Dataset entries:
## Start
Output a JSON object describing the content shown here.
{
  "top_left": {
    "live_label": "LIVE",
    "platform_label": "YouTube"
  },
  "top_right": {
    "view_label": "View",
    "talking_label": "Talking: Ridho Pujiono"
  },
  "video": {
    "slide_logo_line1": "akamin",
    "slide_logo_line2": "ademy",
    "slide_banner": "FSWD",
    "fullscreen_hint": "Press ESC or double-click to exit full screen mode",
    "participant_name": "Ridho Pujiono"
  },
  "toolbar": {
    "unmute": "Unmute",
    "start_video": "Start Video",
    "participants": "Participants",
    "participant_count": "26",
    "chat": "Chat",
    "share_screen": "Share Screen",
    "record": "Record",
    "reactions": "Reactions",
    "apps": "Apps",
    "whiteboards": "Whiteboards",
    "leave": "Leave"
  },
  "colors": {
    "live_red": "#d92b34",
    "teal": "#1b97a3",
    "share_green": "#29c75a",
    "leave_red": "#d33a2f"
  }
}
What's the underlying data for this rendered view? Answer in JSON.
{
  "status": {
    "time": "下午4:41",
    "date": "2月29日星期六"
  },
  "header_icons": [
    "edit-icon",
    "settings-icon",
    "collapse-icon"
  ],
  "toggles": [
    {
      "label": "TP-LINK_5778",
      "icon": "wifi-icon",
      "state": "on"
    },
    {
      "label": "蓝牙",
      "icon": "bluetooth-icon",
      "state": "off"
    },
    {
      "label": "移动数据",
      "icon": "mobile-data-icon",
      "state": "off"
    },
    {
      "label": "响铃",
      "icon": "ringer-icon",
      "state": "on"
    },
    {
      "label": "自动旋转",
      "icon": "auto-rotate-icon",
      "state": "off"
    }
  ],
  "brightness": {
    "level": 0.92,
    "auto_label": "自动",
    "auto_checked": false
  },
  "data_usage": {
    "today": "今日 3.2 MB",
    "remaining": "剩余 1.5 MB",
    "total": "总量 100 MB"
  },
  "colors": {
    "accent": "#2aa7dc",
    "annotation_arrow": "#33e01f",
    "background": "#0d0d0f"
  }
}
## End
• TO DO:
Hand back the material above in full, exactly as written.

• TASK OUTPUT:
Output a JSON object describing the content shown here.
{
  "top_left": {
    "live_label": "LIVE",
    "platform_label": "YouTube"
  },
  "top_right": {
    "view_label": "View",
    "talking_label": "Talking: Ridho Pujiono"
  },
  "video": {
    "slide_logo_line1": "akamin",
    "slide_logo_line2": "ademy",
    "slide_banner": "FSWD",
    "fullscreen_hint": "Press ESC or double-click to exit full screen mode",
    "participant_name": "Ridho Pujiono"
  },
  "toolbar": {
    "unmute": "Unmute",
    "start_video": "Start Video",
    "participants": "Participants",
    "participant_count": "26",
    "chat": "Chat",
    "share_screen": "Share Screen",
    "record": "Record",
    "reactions": "Reactions",
    "apps": "Apps",
    "whiteboards": "Whiteboards",
    "leave": "Leave"
  },
  "colors": {
    "live_red": "#d92b34",
    "teal": "#1b97a3",
    "share_green": "#29c75a",
    "leave_red": "#d33a2f"
  }
}
What's the underlying data for this rendered view? Answer in JSON.
{
  "status": {
    "time": "下午4:41",
    "date": "2月29日星期六"
  },
  "header_icons": [
    "edit-icon",
    "settings-icon",
    "collapse-icon"
  ],
  "toggles": [
    {
      "label": "TP-LINK_5778",
      "icon": "wifi-icon",
      "state": "on"
    },
    {
      "label": "蓝牙",
      "icon": "bluetooth-icon",
      "state": "off"
    },
    {
      "label": "移动数据",
      "icon": "mobile-data-icon",
      "state": "off"
    },
    {
      "label": "响铃",
      "icon": "ringer-icon",
      "state": "on"
    },
    {
      "label": "自动旋转",
      "icon": "auto-rotate-icon",
      "state": "off"
    }
  ],
  "brightness": {
    "level": 0.92,
    "auto_label": "自动",
    "auto_checked": false
  },
  "data_usage": {
    "today": "今日 3.2 MB",
    "remaining": "剩余 1.5 MB",
    "total": "总量 100 MB"
  },
  "colors": {
    "accent": "#2aa7dc",
    "annotation_arrow": "#33e01f",
    "background": "#0d0d0f"
  }
}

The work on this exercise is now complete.